Problem statement. Each line that holds the word "JSON" is to be identified and copied.

(Data items)
▬▬▬▬▬▬

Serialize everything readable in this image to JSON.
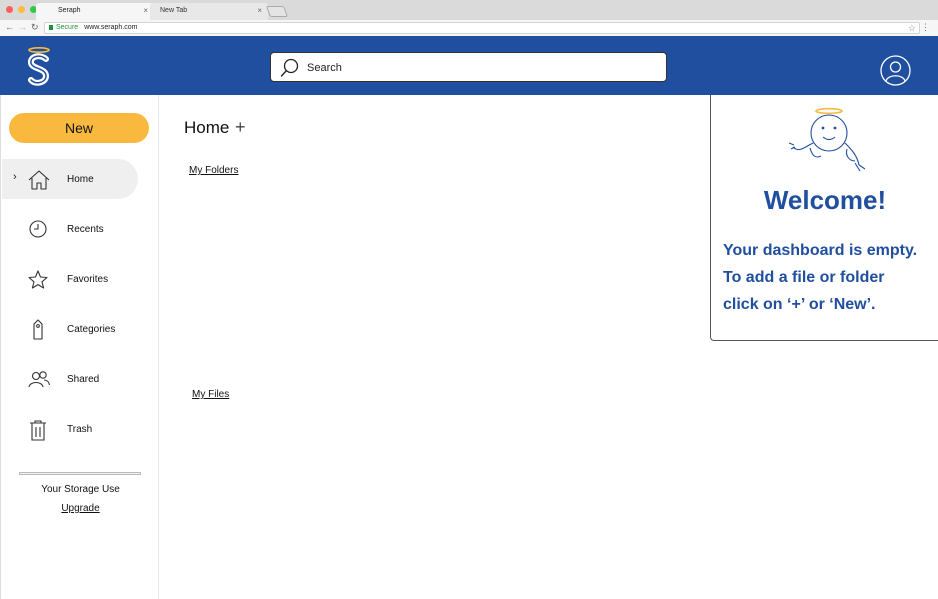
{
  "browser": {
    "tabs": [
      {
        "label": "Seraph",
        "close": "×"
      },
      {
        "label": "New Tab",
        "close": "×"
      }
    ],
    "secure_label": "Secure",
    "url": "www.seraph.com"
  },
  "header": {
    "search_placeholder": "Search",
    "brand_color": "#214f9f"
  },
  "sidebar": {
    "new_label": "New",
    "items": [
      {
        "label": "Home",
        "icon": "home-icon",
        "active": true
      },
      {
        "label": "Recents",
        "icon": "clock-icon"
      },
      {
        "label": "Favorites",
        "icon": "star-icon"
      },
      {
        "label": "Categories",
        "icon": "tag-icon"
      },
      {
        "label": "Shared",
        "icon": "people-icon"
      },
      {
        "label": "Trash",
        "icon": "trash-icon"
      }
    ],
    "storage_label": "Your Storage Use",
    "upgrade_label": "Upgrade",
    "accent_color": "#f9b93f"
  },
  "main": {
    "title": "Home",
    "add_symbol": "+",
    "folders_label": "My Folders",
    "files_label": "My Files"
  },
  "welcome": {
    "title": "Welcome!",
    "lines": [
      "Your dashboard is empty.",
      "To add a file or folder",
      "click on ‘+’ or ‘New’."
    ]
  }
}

▬▬▬▬▬▬

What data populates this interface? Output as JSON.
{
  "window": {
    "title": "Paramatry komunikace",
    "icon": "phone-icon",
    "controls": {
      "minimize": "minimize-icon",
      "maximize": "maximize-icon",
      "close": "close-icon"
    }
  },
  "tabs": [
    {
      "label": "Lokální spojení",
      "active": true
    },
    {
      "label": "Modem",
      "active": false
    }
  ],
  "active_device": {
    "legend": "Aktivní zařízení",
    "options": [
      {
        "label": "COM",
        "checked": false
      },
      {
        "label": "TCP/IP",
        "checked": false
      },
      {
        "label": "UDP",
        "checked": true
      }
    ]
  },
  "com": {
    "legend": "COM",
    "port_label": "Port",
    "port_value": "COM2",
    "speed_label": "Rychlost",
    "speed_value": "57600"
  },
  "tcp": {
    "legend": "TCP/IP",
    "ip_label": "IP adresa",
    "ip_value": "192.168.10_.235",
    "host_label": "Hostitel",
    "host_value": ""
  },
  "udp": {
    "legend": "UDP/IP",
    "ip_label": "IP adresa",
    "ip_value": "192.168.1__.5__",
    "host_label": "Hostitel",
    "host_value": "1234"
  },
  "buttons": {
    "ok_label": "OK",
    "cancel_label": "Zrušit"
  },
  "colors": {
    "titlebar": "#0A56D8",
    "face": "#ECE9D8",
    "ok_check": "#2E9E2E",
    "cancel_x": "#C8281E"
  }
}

▬▬▬▬▬▬

Written answer.
Serialize everything readable in this image to JSON.
What data populates this interface? Output as JSON.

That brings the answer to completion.